━━ Records provided ━━

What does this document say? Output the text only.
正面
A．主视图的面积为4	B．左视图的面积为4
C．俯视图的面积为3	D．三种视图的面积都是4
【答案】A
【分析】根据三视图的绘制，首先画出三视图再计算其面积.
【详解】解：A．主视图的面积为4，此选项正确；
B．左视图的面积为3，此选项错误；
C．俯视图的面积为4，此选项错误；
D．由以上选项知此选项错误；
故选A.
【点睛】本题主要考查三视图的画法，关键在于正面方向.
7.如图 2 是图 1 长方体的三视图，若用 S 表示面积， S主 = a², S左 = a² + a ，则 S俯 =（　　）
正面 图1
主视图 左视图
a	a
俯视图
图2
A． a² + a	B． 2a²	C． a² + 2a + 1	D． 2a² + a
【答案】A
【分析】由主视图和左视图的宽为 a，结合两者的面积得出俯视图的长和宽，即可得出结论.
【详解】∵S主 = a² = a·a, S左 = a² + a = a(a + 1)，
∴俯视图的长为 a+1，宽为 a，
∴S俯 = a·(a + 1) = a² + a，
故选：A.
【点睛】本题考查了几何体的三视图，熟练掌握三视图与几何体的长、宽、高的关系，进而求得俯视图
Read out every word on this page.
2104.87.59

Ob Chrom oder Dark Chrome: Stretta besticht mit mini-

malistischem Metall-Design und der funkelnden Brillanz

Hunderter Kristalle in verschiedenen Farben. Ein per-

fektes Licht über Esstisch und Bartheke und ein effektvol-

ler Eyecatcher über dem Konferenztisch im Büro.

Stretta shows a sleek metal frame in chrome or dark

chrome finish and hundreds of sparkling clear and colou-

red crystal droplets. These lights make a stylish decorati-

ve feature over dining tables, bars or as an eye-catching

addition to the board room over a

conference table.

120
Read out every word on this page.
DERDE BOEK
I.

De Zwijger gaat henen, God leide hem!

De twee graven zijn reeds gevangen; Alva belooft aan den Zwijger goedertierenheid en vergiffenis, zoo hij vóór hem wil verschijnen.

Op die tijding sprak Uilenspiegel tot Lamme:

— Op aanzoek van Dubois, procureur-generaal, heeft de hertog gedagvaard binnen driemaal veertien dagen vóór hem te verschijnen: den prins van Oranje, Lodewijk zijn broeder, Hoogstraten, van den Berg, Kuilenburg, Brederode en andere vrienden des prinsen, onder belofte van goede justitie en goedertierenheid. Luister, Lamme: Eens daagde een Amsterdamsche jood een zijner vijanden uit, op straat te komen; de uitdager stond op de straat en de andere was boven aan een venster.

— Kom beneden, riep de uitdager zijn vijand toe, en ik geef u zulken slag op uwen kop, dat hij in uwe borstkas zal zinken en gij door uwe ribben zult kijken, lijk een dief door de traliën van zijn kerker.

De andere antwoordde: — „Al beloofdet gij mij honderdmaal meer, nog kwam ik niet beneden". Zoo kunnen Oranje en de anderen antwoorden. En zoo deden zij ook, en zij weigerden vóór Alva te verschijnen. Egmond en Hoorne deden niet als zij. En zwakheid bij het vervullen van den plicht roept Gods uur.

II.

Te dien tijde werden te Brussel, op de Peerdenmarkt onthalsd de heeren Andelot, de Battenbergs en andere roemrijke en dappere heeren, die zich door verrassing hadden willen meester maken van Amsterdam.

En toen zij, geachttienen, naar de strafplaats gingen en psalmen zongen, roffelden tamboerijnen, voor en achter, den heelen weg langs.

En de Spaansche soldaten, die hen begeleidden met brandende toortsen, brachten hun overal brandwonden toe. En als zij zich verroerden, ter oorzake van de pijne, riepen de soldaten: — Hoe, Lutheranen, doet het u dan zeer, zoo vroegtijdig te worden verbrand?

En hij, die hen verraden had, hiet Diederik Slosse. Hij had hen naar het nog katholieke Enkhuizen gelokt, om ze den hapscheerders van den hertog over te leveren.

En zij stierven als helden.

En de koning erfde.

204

━━━

> _Goal_
Retype all the records, matching them exactly.

> _Answer to this problem_
What does this document say? Output the text only.
正面
A．主视图的面积为4	B．左视图的面积为4
C．俯视图的面积为3	D．三种视图的面积都是4
【答案】A
【分析】根据三视图的绘制，首先画出三视图再计算其面积.
【详解】解：A．主视图的面积为4，此选项正确；
B．左视图的面积为3，此选项错误；
C．俯视图的面积为4，此选项错误；
D．由以上选项知此选项错误；
故选A.
【点睛】本题主要考查三视图的画法，关键在于正面方向.
7.如图 2 是图 1 长方体的三视图，若用 S 表示面积， S主 = a², S左 = a² + a ，则 S俯 =（　　）
正面 图1
主视图 左视图
a	a
俯视图
图2
A． a² + a	B． 2a²	C． a² + 2a + 1	D． 2a² + a
【答案】A
【分析】由主视图和左视图的宽为 a，结合两者的面积得出俯视图的长和宽，即可得出结论.
【详解】∵S主 = a² = a·a, S左 = a² + a = a(a + 1)，
∴俯视图的长为 a+1，宽为 a，
∴S俯 = a·(a + 1) = a² + a，
故选：A.
【点睛】本题考查了几何体的三视图，熟练掌握三视图与几何体的长、宽、高的关系，进而求得俯视图
Read out every word on this page.
2104.87.59

Ob Chrom oder Dark Chrome: Stretta besticht mit mini-

malistischem Metall-Design und der funkelnden Brillanz

Hunderter Kristalle in verschiedenen Farben. Ein per-

fektes Licht über Esstisch und Bartheke und ein effektvol-

ler Eyecatcher über dem Konferenztisch im Büro.

Stretta shows a sleek metal frame in chrome or dark

chrome finish and hundreds of sparkling clear and colou-

red crystal droplets. These lights make a stylish decorati-

ve feature over dining tables, bars or as an eye-catching

addition to the board room over a

conference table.

120
Read out every word on this page.
DERDE BOEK
I.

De Zwijger gaat henen, God leide hem!

De twee graven zijn reeds gevangen; Alva belooft aan den Zwijger goedertierenheid en vergiffenis, zoo hij vóór hem wil verschijnen.

Op die tijding sprak Uilenspiegel tot Lamme:

— Op aanzoek van Dubois, procureur-generaal, heeft de hertog gedagvaard binnen driemaal veertien dagen vóór hem te verschijnen: den prins van Oranje, Lodewijk zijn broeder, Hoogstraten, van den Berg, Kuilenburg, Brederode en andere vrienden des prinsen, onder belofte van goede justitie en goedertierenheid. Luister, Lamme: Eens daagde een Amsterdamsche jood een zijner vijanden uit, op straat te komen; de uitdager stond op de straat en de andere was boven aan een venster.

— Kom beneden, riep de uitdager zijn vijand toe, en ik geef u zulken slag op uwen kop, dat hij in uwe borstkas zal zinken en gij door uwe ribben zult kijken, lijk een dief door de traliën van zijn kerker.

De andere antwoordde: — „Al beloofdet gij mij honderdmaal meer, nog kwam ik niet beneden". Zoo kunnen Oranje en de anderen antwoorden. En zoo deden zij ook, en zij weigerden vóór Alva te verschijnen. Egmond en Hoorne deden niet als zij. En zwakheid bij het vervullen van den plicht roept Gods uur.

II.

Te dien tijde werden te Brussel, op de Peerdenmarkt onthalsd de heeren Andelot, de Battenbergs en andere roemrijke en dappere heeren, die zich door verrassing hadden willen meester maken van Amsterdam.

En toen zij, geachttienen, naar de strafplaats gingen en psalmen zongen, roffelden tamboerijnen, voor en achter, den heelen weg langs.

En de Spaansche soldaten, die hen begeleidden met brandende toortsen, brachten hun overal brandwonden toe. En als zij zich verroerden, ter oorzake van de pijne, riepen de soldaten: — Hoe, Lutheranen, doet het u dan zeer, zoo vroegtijdig te worden verbrand?

En hij, die hen verraden had, hiet Diederik Slosse. Hij had hen naar het nog katholieke Enkhuizen gelokt, om ze den hapscheerders van den hertog over te leveren.

En zij stierven als helden.

En de koning erfde.

204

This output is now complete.